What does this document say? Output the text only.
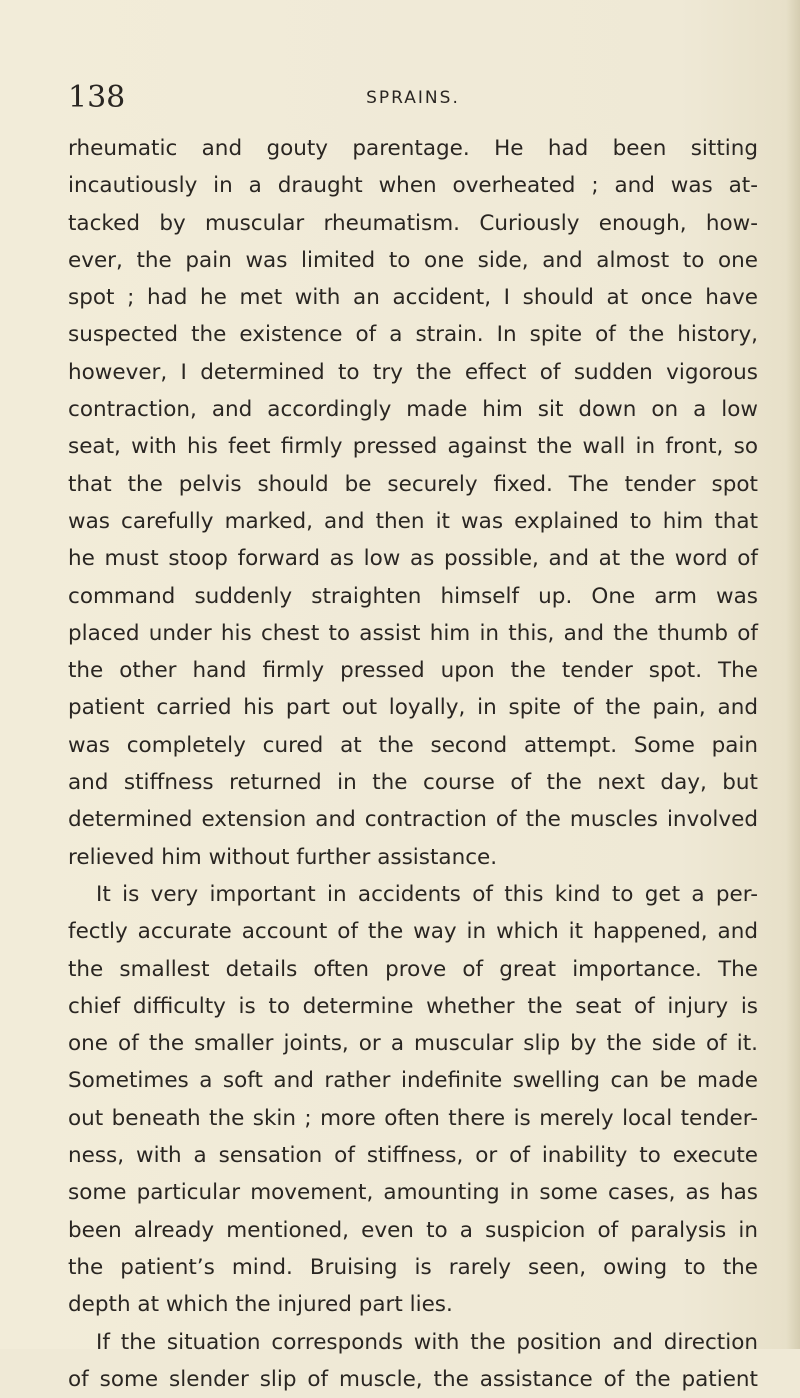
138	SPRAINS.
rheumatic and gouty parentage. He had been sitting
incautiously in a draught when overheated ; and was at-
tacked by muscular rheumatism. Curiously enough, how-
ever, the pain was limited to one side, and almost to one
spot ; had he met with an accident, I should at once have
suspected the existence of a strain. In spite of the history,
however, I determined to try the effect of sudden vigorous
contraction, and accordingly made him sit down on a low
seat, with his feet firmly pressed against the wall in front, so
that the pelvis should be securely fixed. The tender spot
was carefully marked, and then it was explained to him that
he must stoop forward as low as possible, and at the word of
command suddenly straighten himself up. One arm was
placed under his chest to assist him in this, and the thumb of
the other hand firmly pressed upon the tender spot. The
patient carried his part out loyally, in spite of the pain, and
was completely cured at the second attempt. Some pain
and stiffness returned in the course of the next day, but
determined extension and contraction of the muscles involved
relieved him without further assistance.
It is very important in accidents of this kind to get a per-
fectly accurate account of the way in which it happened, and
the smallest details often prove of great importance. The
chief difficulty is to determine whether the seat of injury is
one of the smaller joints, or a muscular slip by the side of it.
Sometimes a soft and rather indefinite swelling can be made
out beneath the skin ; more often there is merely local tender-
ness, with a sensation of stiffness, or of inability to execute
some particular movement, amounting in some cases, as has
been already mentioned, even to a suspicion of paralysis in
the patient’s mind. Bruising is rarely seen, owing to the
depth at which the injured part lies.
If the situation corresponds with the position and direction
of some slender slip of muscle, the assistance of the patient
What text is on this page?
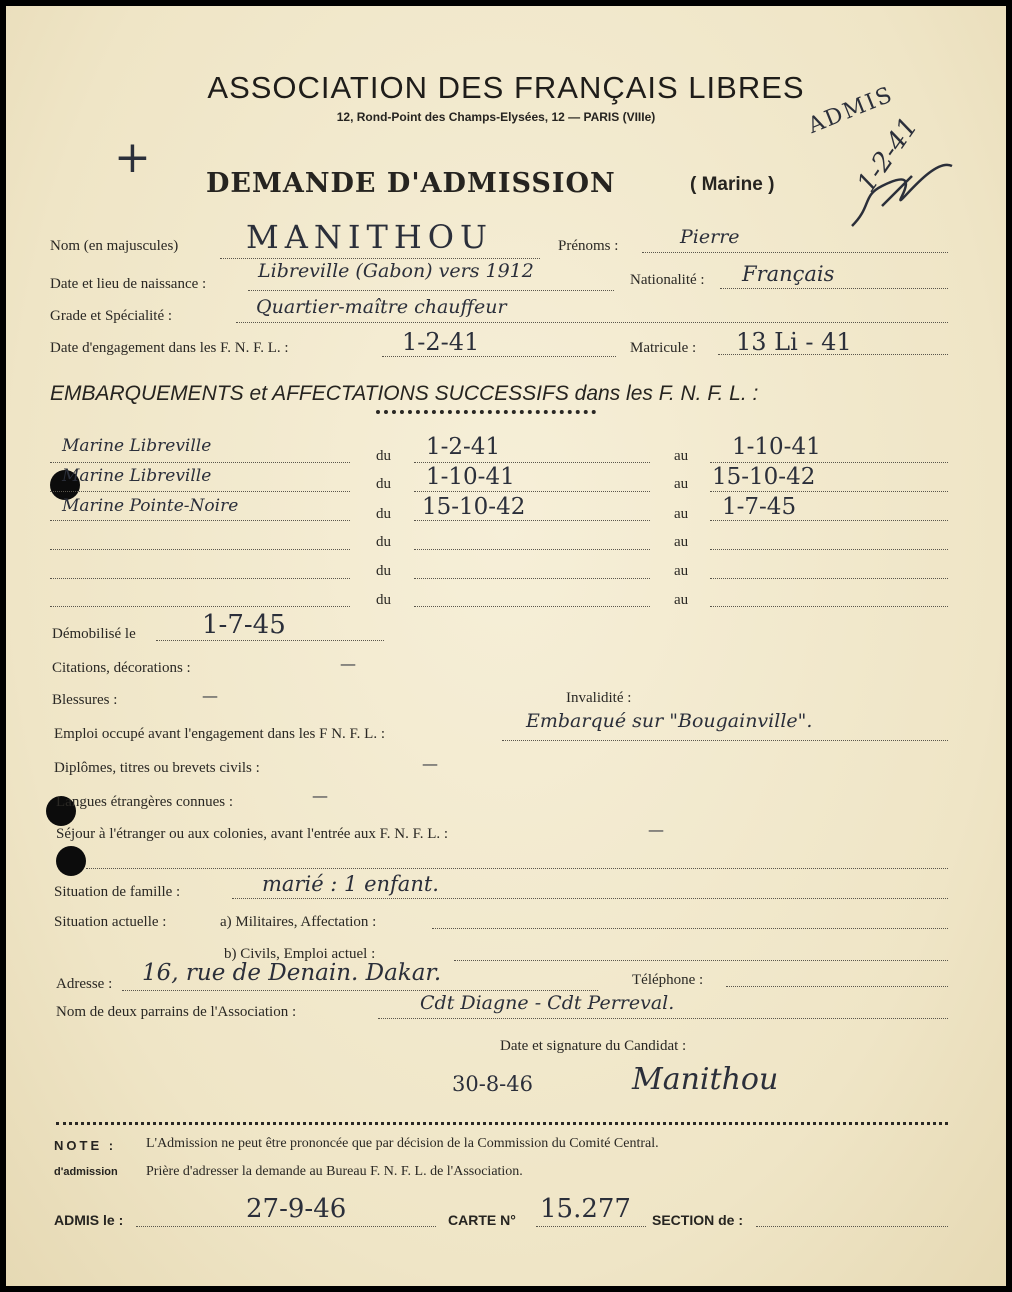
ASSOCIATION DES FRANÇAIS LIBRES
12, Rond-Point des Champs-Elysées, 12 — PARIS (VIIIe)
DEMANDE D'ADMISSION	( Marine )
+
ADMIS
1-2-41
Nom (en majuscules) MANITHOU	Prénoms :	Pierre
Date et lieu de naissance :
Libreville (Gabon) vers 1912	Nationalité : Français
Grade et Spécialité :	Quartier-maître chauffeur
Date d'engagement dans les F. N. F. L. :	1-2-41	Matricule : 13 Li - 41
EMBARQUEMENTS et AFFECTATIONS SUCCESSIFS dans les F. N. F. L. :
Marine Libreville	du 1-2-41	au 1-10-41
Marine Libreville	du 1-10-41	au 15-10-42
Marine Pointe-Noire	du 15-10-42	au 1-7-45
du	au
du	au
du	au
Démobilisé le	1-7-45
Citations, décorations :	—
Blessures :	—	Invalidité :
Emploi occupé avant l'engagement dans les F N. F. L. :
Embarqué sur "Bougainville".
Diplômes, titres ou brevets civils :	—
Langues étrangères connues :	—
Séjour à l'étranger ou aux colonies, avant l'entrée aux F. N. F. L. :	—
Situation de famille :	marié : 1 enfant.
Situation actuelle :	a) Militaires, Affectation :
b) Civils, Emploi actuel :
Adresse : 16, rue de Denain. Dakar.	Téléphone :
Nom de deux parrains de l'Association :	Cdt Diagne - Cdt Perreval.
Date et signature du Candidat :
30-8-46	Manithou
NOTE :
d'admission
L'Admission ne peut être prononcée que par décision de la Commission du Comité Central.
Prière d'adresser la demande au Bureau F. N. F. L. de l'Association.
ADMIS le :	27-9-46	CARTE N° 15.277 SECTION de :
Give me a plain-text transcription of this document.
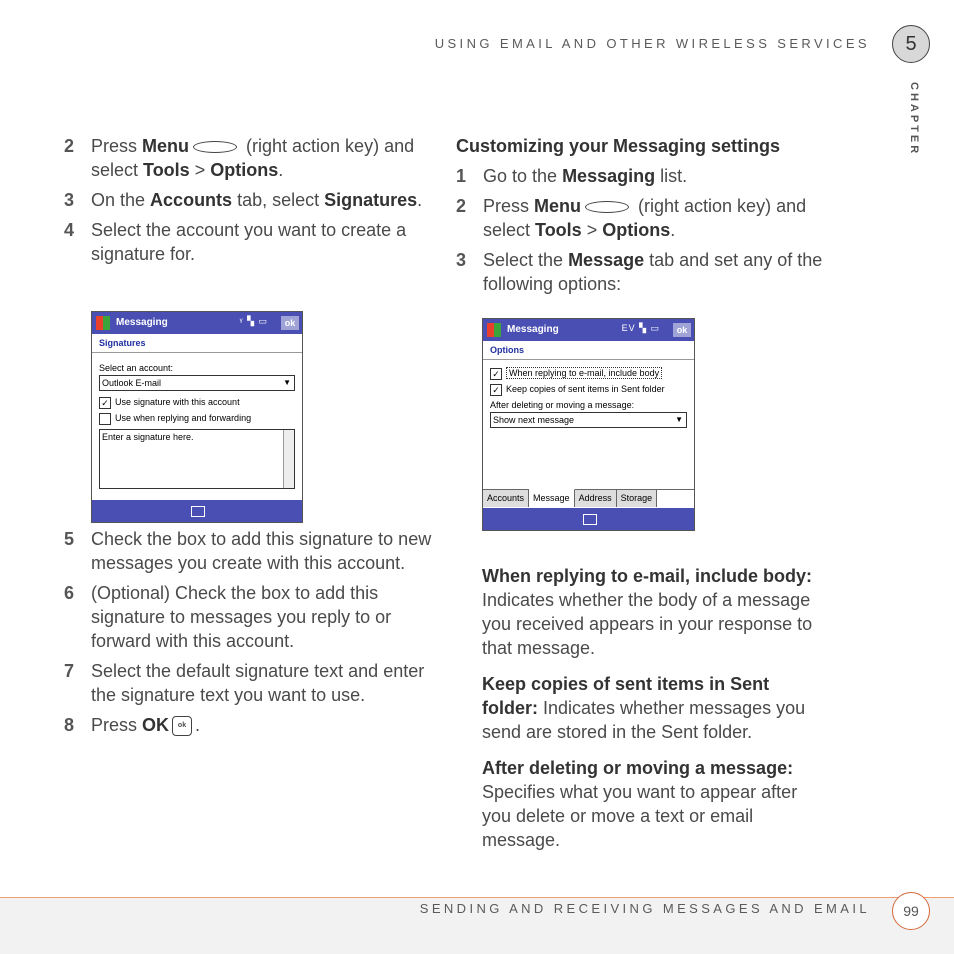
USING EMAIL AND OTHER WIRELESS SERVICES	5
CHAPTER
2 Press Menu	(right action key) and select Tools > Options.
3 On the Accounts tab, select Signatures.
4 Select the account you want to create a signature for.
5 Check the box to add this signature to new messages you create with this account.
6 (Optional) Check the box to add this signature to messages you reply to or forward with this account.
7 Select the default signature text and enter the signature text you want to use.
8 Press OK ok .
Messaging	ᵞ ▚ ▭	ok
Signatures
Select an account:
Outlook E-mail	▼
✓ Use signature with this account
Use when replying and forwarding
Enter a signature here.
Customizing your Messaging settings
1 Go to the Messaging list.
2 Press Menu	(right action key) and select Tools > Options.
3 Select the Message tab and set any of the following options:
When replying to e-mail, include body: Indicates whether the body of a message you received appears in your response to that message.
Keep copies of sent items in Sent folder: Indicates whether messages you send are stored in the Sent folder.
After deleting or moving a message: Specifies what you want to appear after you delete or move a text or email message.
Messaging	EV ▚ ▭	ok
Options
✓ When replying to e-mail, include body
✓ Keep copies of sent items in Sent folder
After deleting or moving a message:
Show next message	▼
Accounts	Message	Address	Storage
SENDING AND RECEIVING MESSAGES AND EMAIL	99
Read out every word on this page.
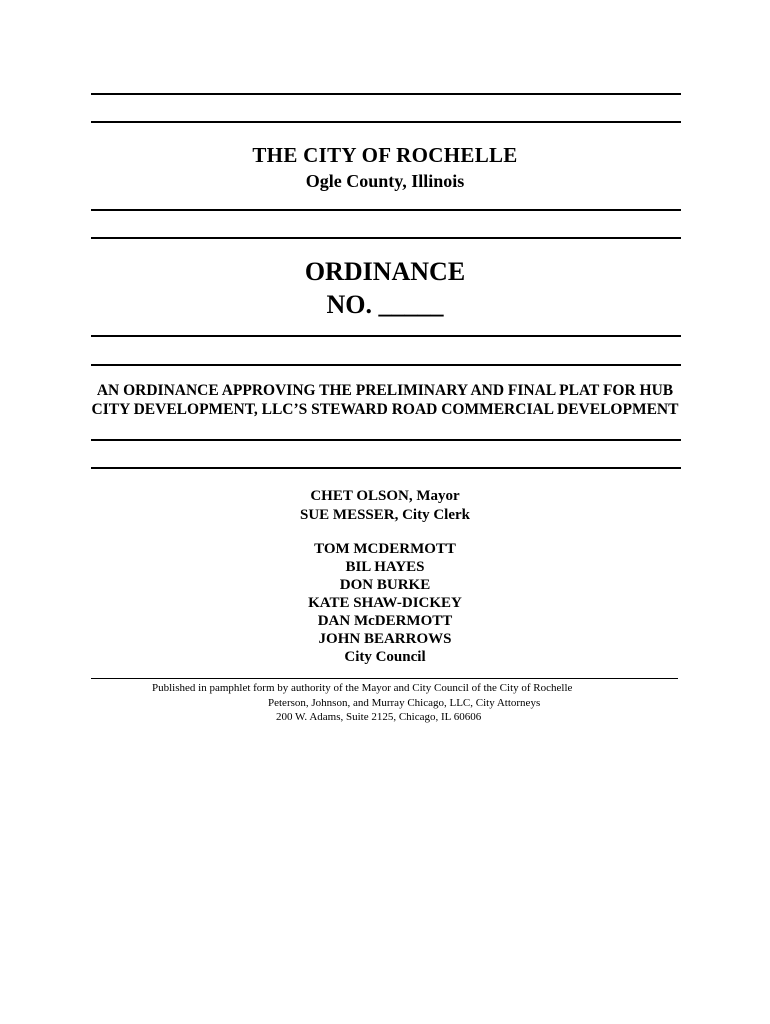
THE CITY OF ROCHELLE
Ogle County, Illinois
ORDINANCE
NO. _____
AN ORDINANCE APPROVING THE PRELIMINARY AND FINAL PLAT FOR HUB
CITY DEVELOPMENT, LLC’S STEWARD ROAD COMMERCIAL DEVELOPMENT
CHET OLSON, Mayor
SUE MESSER, City Clerk
TOM MCDERMOTT
BIL HAYES
DON BURKE
KATE SHAW-DICKEY
DAN McDERMOTT
JOHN BEARROWS
City Council
Published in pamphlet form by authority of the Mayor and City Council of the City of Rochelle
Peterson, Johnson, and Murray Chicago, LLC, City Attorneys
200 W. Adams, Suite 2125, Chicago, IL 60606
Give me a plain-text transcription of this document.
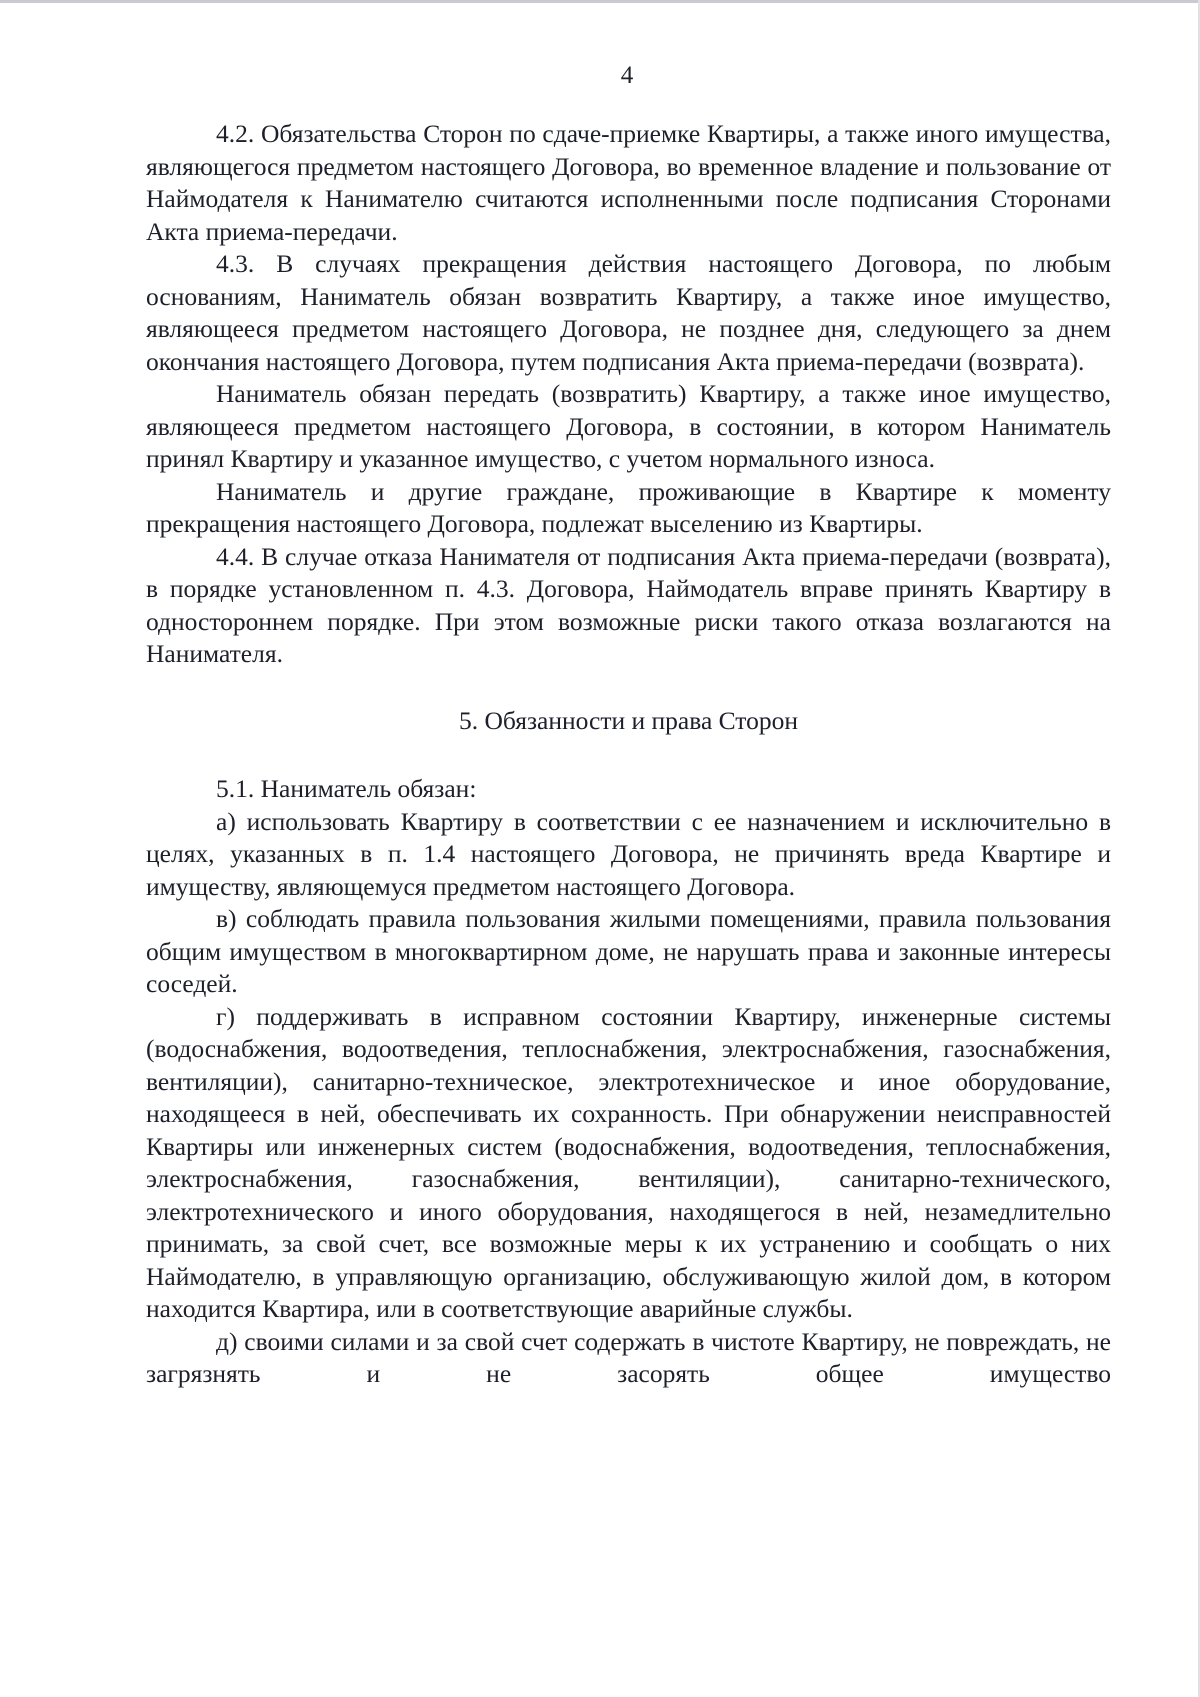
4

4.2. Обязательства Сторон по сдаче-приемке Квартиры, а также иного имущества, являющегося предметом настоящего Договора, во временное владение и пользование от Наймодателя к Нанимателю считаются исполненными после подписания Сторонами Акта приема-передачи.

4.3. В случаях прекращения действия настоящего Договора, по любым основаниям, Наниматель обязан возвратить Квартиру, а также иное имущество, являющееся предметом настоящего Договора, не позднее дня, следующего за днем окончания настоящего Договора, путем подписания Акта приема-передачи (возврата).

Наниматель обязан передать (возвратить) Квартиру, а также иное имущество, являющееся предметом настоящего Договора, в состоянии, в котором Наниматель принял Квартиру и указанное имущество, с учетом нормального износа.

Наниматель и другие граждане, проживающие в Квартире к моменту прекращения настоящего Договора, подлежат выселению из Квартиры.

4.4. В случае отказа Нанимателя от подписания Акта приема-передачи (возврата), в порядке установленном п. 4.3. Договора, Наймодатель вправе принять Квартиру в одностороннем порядке. При этом возможные риски такого отказа возлагаются на Нанимателя.

5. Обязанности и права Сторон

5.1. Наниматель обязан:

а) использовать Квартиру в соответствии с ее назначением и исключительно в целях, указанных в п. 1.4 настоящего Договора, не причинять вреда Квартире и имуществу, являющемуся предметом настоящего Договора.

в) соблюдать правила пользования жилыми помещениями, правила пользования общим имуществом в многоквартирном доме, не нарушать права и законные интересы соседей.

г) поддерживать в исправном состоянии Квартиру, инженерные системы (водоснабжения, водоотведения, теплоснабжения, электроснабжения, газоснабжения, вентиляции), санитарно-техническое, электротехническое и иное оборудование, находящееся в ней, обеспечивать их сохранность. При обнаружении неисправностей Квартиры или инженерных систем (водоснабжения, водоотведения, теплоснабжения, электроснабжения, газоснабжения, вентиляции), санитарно-технического, электротехнического и иного оборудования, находящегося в ней, незамедлительно принимать, за свой счет, все возможные меры к их устранению и сообщать о них Наймодателю, в управляющую организацию, обслуживающую жилой дом, в котором находится Квартира, или в соответствующие аварийные службы.

д) своими силами и за свой счет содержать в чистоте Квартиру, не повреждать, не загрязнять и не засорять общее имущество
━━━━
• **TASK STATEMENT**: Scan the data for the word "made" and copy every line where it shows up.

• **EXERCISE SOLUTION**:
contraction, and accordingly made him sit down on a low
Sometimes a soft and rather indefinite swelling can be made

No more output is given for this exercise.